▶ Request:
Print the listing as it stands, omitting all images.

----

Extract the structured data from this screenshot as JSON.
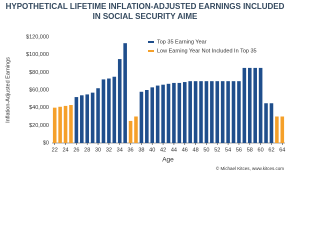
{
  "chart_data": {
    "type": "bar",
    "title": "HYPOTHETICAL LIFETIME INFLATION-ADJUSTED EARNINGS INCLUDED IN SOCIAL SECURITY AIME",
    "y_label": "Inflation-Adjusted Earnings",
    "x_label": "Age",
    "source": "© Michael Kitces, www.kitces.com",
    "x": [
      22,
      23,
      24,
      25,
      26,
      27,
      28,
      29,
      30,
      31,
      32,
      33,
      34,
      35,
      36,
      37,
      38,
      39,
      40,
      41,
      42,
      43,
      44,
      45,
      46,
      47,
      48,
      49,
      50,
      51,
      52,
      53,
      54,
      55,
      56,
      57,
      58,
      59,
      60,
      61,
      62,
      63,
      64
    ],
    "series": [
      {
        "name": "Top 35 Earning Year",
        "color": "#1f4e8c",
        "values": [
          null,
          null,
          null,
          null,
          52000,
          54000,
          55000,
          57000,
          62000,
          72000,
          73000,
          75000,
          95000,
          113000,
          null,
          null,
          58000,
          60000,
          63000,
          65000,
          66000,
          67000,
          68000,
          68000,
          69000,
          70000,
          70000,
          70000,
          70000,
          70000,
          70000,
          70000,
          70000,
          70000,
          70000,
          85000,
          85000,
          85000,
          85000,
          45000,
          45000,
          null,
          null
        ]
      },
      {
        "name": "Low Earning Year Not Included In Top 35",
        "color": "#f5a02a",
        "values": [
          40000,
          41000,
          42000,
          43000,
          null,
          null,
          null,
          null,
          null,
          null,
          null,
          null,
          null,
          null,
          25000,
          30000,
          null,
          null,
          null,
          null,
          null,
          null,
          null,
          null,
          null,
          null,
          null,
          null,
          null,
          null,
          null,
          null,
          null,
          null,
          null,
          null,
          null,
          null,
          null,
          null,
          null,
          30000,
          30000
        ]
      }
    ],
    "xlim": [
      21.5,
      64.5
    ],
    "xticks": [
      22,
      24,
      26,
      28,
      30,
      32,
      34,
      36,
      38,
      40,
      42,
      44,
      46,
      48,
      50,
      52,
      54,
      56,
      58,
      60,
      62,
      64
    ],
    "ylim": [
      0,
      120000
    ],
    "yticks": [
      {
        "value": 0,
        "label": "$0"
      },
      {
        "value": 20000,
        "label": "$20,000"
      },
      {
        "value": 40000,
        "label": "$40,000"
      },
      {
        "value": 60000,
        "label": "$60,000"
      },
      {
        "value": 80000,
        "label": "$80,000"
      },
      {
        "value": 100000,
        "label": "$100,000"
      },
      {
        "value": 120000,
        "label": "$120,000"
      }
    ],
    "grid": false,
    "legend": "top-right"
  }
}
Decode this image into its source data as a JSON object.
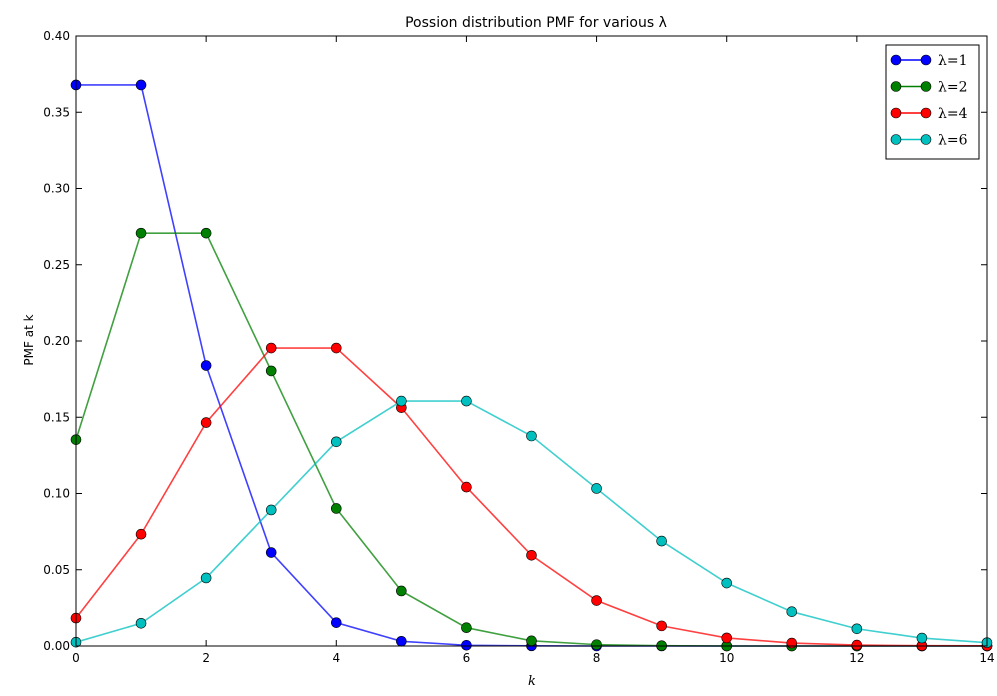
{
  "chart_data": {
    "type": "line",
    "title": "Possion distribution PMF for various λ",
    "xlabel": "k",
    "ylabel": "PMF at k",
    "xlim": [
      0,
      14
    ],
    "ylim": [
      0,
      0.4
    ],
    "x_ticks": [
      "0",
      "2",
      "4",
      "6",
      "8",
      "10",
      "12",
      "14"
    ],
    "y_ticks": [
      "0.00",
      "0.05",
      "0.10",
      "0.15",
      "0.20",
      "0.25",
      "0.30",
      "0.35",
      "0.40"
    ],
    "grid": false,
    "legend_position": "top-right",
    "x": [
      0,
      1,
      2,
      3,
      4,
      5,
      6,
      7,
      8,
      9,
      10,
      11,
      12,
      13,
      14
    ],
    "series": [
      {
        "name": "λ=1",
        "color": "#0000ff",
        "values": [
          0.3679,
          0.3679,
          0.1839,
          0.0613,
          0.0153,
          0.0031,
          0.0005,
          0.0001,
          0.0,
          0.0,
          0.0,
          0.0,
          0.0,
          0.0,
          0.0
        ]
      },
      {
        "name": "λ=2",
        "color": "#008000",
        "values": [
          0.1353,
          0.2707,
          0.2707,
          0.1804,
          0.0902,
          0.0361,
          0.012,
          0.0034,
          0.0009,
          0.0002,
          0.0,
          0.0,
          0.0,
          0.0,
          0.0
        ]
      },
      {
        "name": "λ=4",
        "color": "#ff0000",
        "values": [
          0.0183,
          0.0733,
          0.1465,
          0.1954,
          0.1954,
          0.1563,
          0.1042,
          0.0595,
          0.0298,
          0.0132,
          0.0053,
          0.0019,
          0.0006,
          0.0002,
          0.0001
        ]
      },
      {
        "name": "λ=6",
        "color": "#00bfbf",
        "values": [
          0.0025,
          0.0149,
          0.0446,
          0.0892,
          0.1339,
          0.1606,
          0.1606,
          0.1377,
          0.1033,
          0.0688,
          0.0413,
          0.0225,
          0.0113,
          0.0052,
          0.0022
        ]
      }
    ]
  }
}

----

▶ Answer to the task:
Extract the structured data from this screenshot as JSON.
{
  "chart_data": {
    "type": "bar",
    "title": "HYPOTHETICAL LIFETIME INFLATION-ADJUSTED EARNINGS INCLUDED IN SOCIAL SECURITY AIME",
    "y_label": "Inflation-Adjusted Earnings",
    "x_label": "Age",
    "source": "© Michael Kitces, www.kitces.com",
    "x": [
      22,
      23,
      24,
      25,
      26,
      27,
      28,
      29,
      30,
      31,
      32,
      33,
      34,
      35,
      36,
      37,
      38,
      39,
      40,
      41,
      42,
      43,
      44,
      45,
      46,
      47,
      48,
      49,
      50,
      51,
      52,
      53,
      54,
      55,
      56,
      57,
      58,
      59,
      60,
      61,
      62,
      63,
      64
    ],
    "series": [
      {
        "name": "Top 35 Earning Year",
        "color": "#1f4e8c",
        "values": [
          null,
          null,
          null,
          null,
          52000,
          54000,
          55000,
          57000,
          62000,
          72000,
          73000,
          75000,
          95000,
          113000,
          null,
          null,
          58000,
          60000,
          63000,
          65000,
          66000,
          67000,
          68000,
          68000,
          69000,
          70000,
          70000,
          70000,
          70000,
          70000,
          70000,
          70000,
          70000,
          70000,
          70000,
          85000,
          85000,
          85000,
          85000,
          45000,
          45000,
          null,
          null
        ]
      },
      {
        "name": "Low Earning Year Not Included In Top 35",
        "color": "#f5a02a",
        "values": [
          40000,
          41000,
          42000,
          43000,
          null,
          null,
          null,
          null,
          null,
          null,
          null,
          null,
          null,
          null,
          25000,
          30000,
          null,
          null,
          null,
          null,
          null,
          null,
          null,
          null,
          null,
          null,
          null,
          null,
          null,
          null,
          null,
          null,
          null,
          null,
          null,
          null,
          null,
          null,
          null,
          null,
          null,
          30000,
          30000
        ]
      }
    ],
    "xlim": [
      21.5,
      64.5
    ],
    "xticks": [
      22,
      24,
      26,
      28,
      30,
      32,
      34,
      36,
      38,
      40,
      42,
      44,
      46,
      48,
      50,
      52,
      54,
      56,
      58,
      60,
      62,
      64
    ],
    "ylim": [
      0,
      120000
    ],
    "yticks": [
      {
        "value": 0,
        "label": "$0"
      },
      {
        "value": 20000,
        "label": "$20,000"
      },
      {
        "value": 40000,
        "label": "$40,000"
      },
      {
        "value": 60000,
        "label": "$60,000"
      },
      {
        "value": 80000,
        "label": "$80,000"
      },
      {
        "value": 100000,
        "label": "$100,000"
      },
      {
        "value": 120000,
        "label": "$120,000"
      }
    ],
    "grid": false,
    "legend": "top-right"
  }
}
Decode this image into its source data as a JSON object.
{
  "chart_data": {
    "type": "line",
    "title": "Possion distribution PMF for various λ",
    "xlabel": "k",
    "ylabel": "PMF at k",
    "xlim": [
      0,
      14
    ],
    "ylim": [
      0,
      0.4
    ],
    "x_ticks": [
      "0",
      "2",
      "4",
      "6",
      "8",
      "10",
      "12",
      "14"
    ],
    "y_ticks": [
      "0.00",
      "0.05",
      "0.10",
      "0.15",
      "0.20",
      "0.25",
      "0.30",
      "0.35",
      "0.40"
    ],
    "grid": false,
    "legend_position": "top-right",
    "x": [
      0,
      1,
      2,
      3,
      4,
      5,
      6,
      7,
      8,
      9,
      10,
      11,
      12,
      13,
      14
    ],
    "series": [
      {
        "name": "λ=1",
        "color": "#0000ff",
        "values": [
          0.3679,
          0.3679,
          0.1839,
          0.0613,
          0.0153,
          0.0031,
          0.0005,
          0.0001,
          0.0,
          0.0,
          0.0,
          0.0,
          0.0,
          0.0,
          0.0
        ]
      },
      {
        "name": "λ=2",
        "color": "#008000",
        "values": [
          0.1353,
          0.2707,
          0.2707,
          0.1804,
          0.0902,
          0.0361,
          0.012,
          0.0034,
          0.0009,
          0.0002,
          0.0,
          0.0,
          0.0,
          0.0,
          0.0
        ]
      },
      {
        "name": "λ=4",
        "color": "#ff0000",
        "values": [
          0.0183,
          0.0733,
          0.1465,
          0.1954,
          0.1954,
          0.1563,
          0.1042,
          0.0595,
          0.0298,
          0.0132,
          0.0053,
          0.0019,
          0.0006,
          0.0002,
          0.0001
        ]
      },
      {
        "name": "λ=6",
        "color": "#00bfbf",
        "values": [
          0.0025,
          0.0149,
          0.0446,
          0.0892,
          0.1339,
          0.1606,
          0.1606,
          0.1377,
          0.1033,
          0.0688,
          0.0413,
          0.0225,
          0.0113,
          0.0052,
          0.0022
        ]
      }
    ]
  }
}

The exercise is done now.